[start EXCERPT PROVIDED]
“The tables have turned.”
That one thought ran through my head a million times as I drove home from a disappointing meeting with my son’s teacher.
I thought back to 6 years ago when I was the one sitting in the teacher’s chair, holding conferences with parents, comforting them and supporting them in their roles as we discussed ways to promote success for their child.
Now, literally the table has turned and I find myself sitting on the opposite side.
I never would have imagined after 7 years of being involved in Special Education that I would be here now.
It is moments like these that I feel my previous experiences with teaching have prepared me to be where I am today, hoping for school success for my sensory kid.
Be sure to learn more about Sensory Processing Disorder and my parenting tips on how to support your child with sensory challenges.
What I’ve Learned: The Secrets To School Success For A Sensory Kid
Now that my role is reversed, I am able to see parent teacher conferences from a much different perspective now that I play the role of the parent.
Now that my son is the student being discussed, I am certainly more emotionally involved.
I find it frustrating now to deal with hurdles that I never before had to face.
The hurdles now are:
My son is in general education class but has special needs
He is in a class with 26 kids… my son is just ONE kid.
He isn’t defiant– he simply doesn’t do what he is asked… so he isn’t enough of a problem to receive extra help, but just enough of a problem to be a pain to his teacher
The teacher can’t take large amounts of time or make special accommodations for just one child
He is in public school where things are the way they are, and will likely stay that way
His teacher simply doesn’t understand sensory processing disorder
As I sat pondering the realities and feeling hopeless, the advice I previously gave parents now served as a great reminder to me of how to approach the process.
The PARENT is the Expert of the Child
It is true, parents know their children best.
Teachers see a different side of kid, and although a teacher sees a child for 6 hours each day, it still doesn’t amount to the amount of time spent raising that child for all the years prior to entering that classroom.
[end EXCERPT PROVIDED]
[start RECORD EXCERPTS]
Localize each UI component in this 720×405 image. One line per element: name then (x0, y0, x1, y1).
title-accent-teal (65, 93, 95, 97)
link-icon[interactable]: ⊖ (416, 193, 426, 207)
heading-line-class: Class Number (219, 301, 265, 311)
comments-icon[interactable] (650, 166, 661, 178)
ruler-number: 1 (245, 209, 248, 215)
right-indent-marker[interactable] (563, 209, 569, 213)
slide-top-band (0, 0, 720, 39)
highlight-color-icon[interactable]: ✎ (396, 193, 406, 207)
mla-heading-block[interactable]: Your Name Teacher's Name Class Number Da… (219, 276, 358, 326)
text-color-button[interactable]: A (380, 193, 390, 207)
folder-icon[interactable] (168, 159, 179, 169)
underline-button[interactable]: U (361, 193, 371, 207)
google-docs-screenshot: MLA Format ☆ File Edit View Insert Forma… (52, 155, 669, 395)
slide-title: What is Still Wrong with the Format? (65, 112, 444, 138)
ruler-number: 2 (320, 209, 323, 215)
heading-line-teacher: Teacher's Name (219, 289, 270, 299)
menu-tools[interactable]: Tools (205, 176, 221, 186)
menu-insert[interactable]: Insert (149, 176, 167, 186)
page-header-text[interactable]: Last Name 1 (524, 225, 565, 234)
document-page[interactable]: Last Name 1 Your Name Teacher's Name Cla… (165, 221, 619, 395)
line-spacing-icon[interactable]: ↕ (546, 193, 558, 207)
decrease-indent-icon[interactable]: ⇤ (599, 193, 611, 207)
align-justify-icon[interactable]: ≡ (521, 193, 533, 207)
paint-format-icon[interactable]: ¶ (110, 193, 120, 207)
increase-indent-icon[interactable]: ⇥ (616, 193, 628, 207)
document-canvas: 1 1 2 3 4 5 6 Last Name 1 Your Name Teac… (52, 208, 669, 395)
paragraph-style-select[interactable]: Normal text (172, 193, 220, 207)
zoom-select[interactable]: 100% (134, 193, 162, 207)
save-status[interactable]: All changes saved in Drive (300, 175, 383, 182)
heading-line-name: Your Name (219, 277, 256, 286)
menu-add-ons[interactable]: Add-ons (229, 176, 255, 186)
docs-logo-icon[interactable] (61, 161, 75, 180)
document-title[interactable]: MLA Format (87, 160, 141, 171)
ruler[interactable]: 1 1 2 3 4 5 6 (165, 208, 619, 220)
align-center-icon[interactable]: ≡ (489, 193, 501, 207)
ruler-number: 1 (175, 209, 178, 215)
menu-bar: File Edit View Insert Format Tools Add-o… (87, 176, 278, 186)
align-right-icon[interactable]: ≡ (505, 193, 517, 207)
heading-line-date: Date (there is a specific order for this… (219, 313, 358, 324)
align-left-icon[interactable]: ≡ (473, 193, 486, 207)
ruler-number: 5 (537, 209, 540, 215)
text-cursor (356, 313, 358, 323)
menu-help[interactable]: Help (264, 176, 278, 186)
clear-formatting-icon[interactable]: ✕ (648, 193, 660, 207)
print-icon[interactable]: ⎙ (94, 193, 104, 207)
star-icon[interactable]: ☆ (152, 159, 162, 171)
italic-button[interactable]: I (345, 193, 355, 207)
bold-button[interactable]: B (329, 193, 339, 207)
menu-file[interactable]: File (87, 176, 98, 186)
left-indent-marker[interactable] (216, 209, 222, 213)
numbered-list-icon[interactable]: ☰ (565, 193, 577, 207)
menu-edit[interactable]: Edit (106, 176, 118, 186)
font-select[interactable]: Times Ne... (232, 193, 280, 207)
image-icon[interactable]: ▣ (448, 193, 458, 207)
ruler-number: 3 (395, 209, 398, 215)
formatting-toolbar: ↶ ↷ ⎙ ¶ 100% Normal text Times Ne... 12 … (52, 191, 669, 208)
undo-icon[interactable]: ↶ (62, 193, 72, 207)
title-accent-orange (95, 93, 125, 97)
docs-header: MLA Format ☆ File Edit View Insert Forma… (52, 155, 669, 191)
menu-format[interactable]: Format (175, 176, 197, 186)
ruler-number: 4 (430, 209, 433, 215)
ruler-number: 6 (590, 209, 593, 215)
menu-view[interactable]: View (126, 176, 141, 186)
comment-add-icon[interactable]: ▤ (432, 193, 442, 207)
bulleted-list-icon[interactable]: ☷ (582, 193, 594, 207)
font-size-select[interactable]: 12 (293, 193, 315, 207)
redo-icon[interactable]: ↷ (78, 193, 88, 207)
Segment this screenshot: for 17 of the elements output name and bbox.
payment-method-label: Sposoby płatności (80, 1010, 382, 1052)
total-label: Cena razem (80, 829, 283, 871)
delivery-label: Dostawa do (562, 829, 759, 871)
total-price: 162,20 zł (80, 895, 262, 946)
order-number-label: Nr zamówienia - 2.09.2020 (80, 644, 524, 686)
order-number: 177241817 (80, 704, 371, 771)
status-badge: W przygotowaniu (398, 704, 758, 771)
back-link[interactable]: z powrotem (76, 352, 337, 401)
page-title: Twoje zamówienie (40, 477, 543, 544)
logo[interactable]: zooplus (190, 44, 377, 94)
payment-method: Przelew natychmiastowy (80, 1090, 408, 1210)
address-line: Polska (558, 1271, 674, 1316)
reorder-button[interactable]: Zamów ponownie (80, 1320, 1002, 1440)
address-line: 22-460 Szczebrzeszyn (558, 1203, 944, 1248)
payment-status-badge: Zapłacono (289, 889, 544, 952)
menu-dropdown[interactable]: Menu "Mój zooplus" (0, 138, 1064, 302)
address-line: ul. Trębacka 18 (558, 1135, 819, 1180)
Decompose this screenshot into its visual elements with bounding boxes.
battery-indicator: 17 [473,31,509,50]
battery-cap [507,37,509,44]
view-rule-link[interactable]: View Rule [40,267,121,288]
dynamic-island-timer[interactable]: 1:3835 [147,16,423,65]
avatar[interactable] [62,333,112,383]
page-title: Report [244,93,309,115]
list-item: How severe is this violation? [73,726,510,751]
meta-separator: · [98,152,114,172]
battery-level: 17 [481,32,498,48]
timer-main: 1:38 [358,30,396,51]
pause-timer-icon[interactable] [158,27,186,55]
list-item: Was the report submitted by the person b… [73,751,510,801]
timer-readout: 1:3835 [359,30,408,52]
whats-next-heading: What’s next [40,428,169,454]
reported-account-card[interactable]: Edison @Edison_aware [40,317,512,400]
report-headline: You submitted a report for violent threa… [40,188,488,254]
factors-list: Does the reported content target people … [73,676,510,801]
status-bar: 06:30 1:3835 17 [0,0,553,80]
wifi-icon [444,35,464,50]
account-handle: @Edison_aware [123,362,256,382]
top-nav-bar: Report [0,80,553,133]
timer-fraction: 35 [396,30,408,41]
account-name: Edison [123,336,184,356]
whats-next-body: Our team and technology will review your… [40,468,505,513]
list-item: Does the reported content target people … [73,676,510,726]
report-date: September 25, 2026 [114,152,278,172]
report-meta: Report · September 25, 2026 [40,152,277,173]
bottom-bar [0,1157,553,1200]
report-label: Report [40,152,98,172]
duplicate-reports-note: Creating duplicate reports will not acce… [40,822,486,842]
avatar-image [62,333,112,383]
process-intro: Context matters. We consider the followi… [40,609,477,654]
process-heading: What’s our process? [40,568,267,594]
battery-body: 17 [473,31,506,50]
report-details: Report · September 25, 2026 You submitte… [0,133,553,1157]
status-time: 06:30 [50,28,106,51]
[end RECORD EXCERPTS]
SET EXERCISE: Please retype the part of the essay on school success for a sensory kid between "That one thought" and "with sensory challenges.", inclusive, with every word and punctuation mark unchanged.

PROBLEM SOLUTION:
That one thought ran through my head a million times as I drove home from a disappointing meeting with my son’s teacher.
I thought back to 6 years ago when I was the one sitting in the teacher’s chair, holding conferences with parents, comforting them and supporting them in their roles as we discussed ways to promote success for their child.
Now, literally the table has turned and I find myself sitting on the opposite side.
I never would have imagined after 7 years of being involved in Special Education that I would be here now.
It is moments like these that I feel my previous experiences with teaching have prepared me to be where I am today, hoping for school success for my sensory kid.
Be sure to learn more about Sensory Processing Disorder and my parenting tips on how to support your child with sensory challenges.